** Written problem **
Could you print all the entries exactly?

^^^^^^^^^^^^^^^^

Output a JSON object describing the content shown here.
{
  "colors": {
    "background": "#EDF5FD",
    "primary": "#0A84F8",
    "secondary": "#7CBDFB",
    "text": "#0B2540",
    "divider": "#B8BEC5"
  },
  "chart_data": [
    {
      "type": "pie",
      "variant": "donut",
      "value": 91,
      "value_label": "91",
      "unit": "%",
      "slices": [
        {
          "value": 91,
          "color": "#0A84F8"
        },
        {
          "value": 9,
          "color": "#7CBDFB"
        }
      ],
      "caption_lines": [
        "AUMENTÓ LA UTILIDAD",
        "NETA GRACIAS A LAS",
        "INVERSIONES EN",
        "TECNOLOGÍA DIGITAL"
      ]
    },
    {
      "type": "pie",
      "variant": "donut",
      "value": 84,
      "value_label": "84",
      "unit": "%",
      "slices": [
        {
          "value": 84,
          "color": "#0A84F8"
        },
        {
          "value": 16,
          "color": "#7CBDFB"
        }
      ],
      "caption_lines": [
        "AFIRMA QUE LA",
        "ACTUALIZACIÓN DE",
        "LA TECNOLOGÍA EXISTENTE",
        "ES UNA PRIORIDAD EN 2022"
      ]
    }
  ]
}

^^^^^^^^^^^^^^^^

** The reply **
Output a JSON object describing the content shown here.
{
  "colors": {
    "background": "#EDF5FD",
    "primary": "#0A84F8",
    "secondary": "#7CBDFB",
    "text": "#0B2540",
    "divider": "#B8BEC5"
  },
  "chart_data": [
    {
      "type": "pie",
      "variant": "donut",
      "value": 91,
      "value_label": "91",
      "unit": "%",
      "slices": [
        {
          "value": 91,
          "color": "#0A84F8"
        },
        {
          "value": 9,
          "color": "#7CBDFB"
        }
      ],
      "caption_lines": [
        "AUMENTÓ LA UTILIDAD",
        "NETA GRACIAS A LAS",
        "INVERSIONES EN",
        "TECNOLOGÍA DIGITAL"
      ]
    },
    {
      "type": "pie",
      "variant": "donut",
      "value": 84,
      "value_label": "84",
      "unit": "%",
      "slices": [
        {
          "value": 84,
          "color": "#0A84F8"
        },
        {
          "value": 16,
          "color": "#7CBDFB"
        }
      ],
      "caption_lines": [
        "AFIRMA QUE LA",
        "ACTUALIZACIÓN DE",
        "LA TECNOLOGÍA EXISTENTE",
        "ES UNA PRIORIDAD EN 2022"
      ]
    }
  ]
}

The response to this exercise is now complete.